▶ Exercise instructions
Repeat everything in the material exactly.
----
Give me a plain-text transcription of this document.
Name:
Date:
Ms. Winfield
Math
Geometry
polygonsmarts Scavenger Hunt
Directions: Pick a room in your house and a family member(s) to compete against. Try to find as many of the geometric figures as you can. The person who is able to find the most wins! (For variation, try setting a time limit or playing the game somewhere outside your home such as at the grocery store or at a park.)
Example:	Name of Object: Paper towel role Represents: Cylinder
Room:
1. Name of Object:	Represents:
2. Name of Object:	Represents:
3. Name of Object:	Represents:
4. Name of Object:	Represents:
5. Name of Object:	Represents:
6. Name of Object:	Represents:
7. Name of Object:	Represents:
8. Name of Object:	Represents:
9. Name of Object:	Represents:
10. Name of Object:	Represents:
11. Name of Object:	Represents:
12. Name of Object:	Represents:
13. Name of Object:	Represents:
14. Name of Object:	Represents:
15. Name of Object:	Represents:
----
▶ Result of the task
Give me a plain-text transcription of this document.
Name:
Date:
Ms. Winfield
Math
Geometry
polygonsmarts Scavenger Hunt
Directions: Pick a room in your house and a family member(s) to compete against. Try to find as many of the geometric figures as you can. The person who is able to find the most wins! (For variation, try setting a time limit or playing the game somewhere outside your home such as at the grocery store or at a park.)
Example:	Name of Object: Paper towel role Represents: Cylinder
Room:
1. Name of Object:	Represents:
2. Name of Object:	Represents:
3. Name of Object:	Represents:
4. Name of Object:	Represents:
5. Name of Object:	Represents:
6. Name of Object:	Represents:
7. Name of Object:	Represents:
8. Name of Object:	Represents:
9. Name of Object:	Represents:
10. Name of Object:	Represents:
11. Name of Object:	Represents:
12. Name of Object:	Represents:
13. Name of Object:	Represents:
14. Name of Object:	Represents:
15. Name of Object:	Represents:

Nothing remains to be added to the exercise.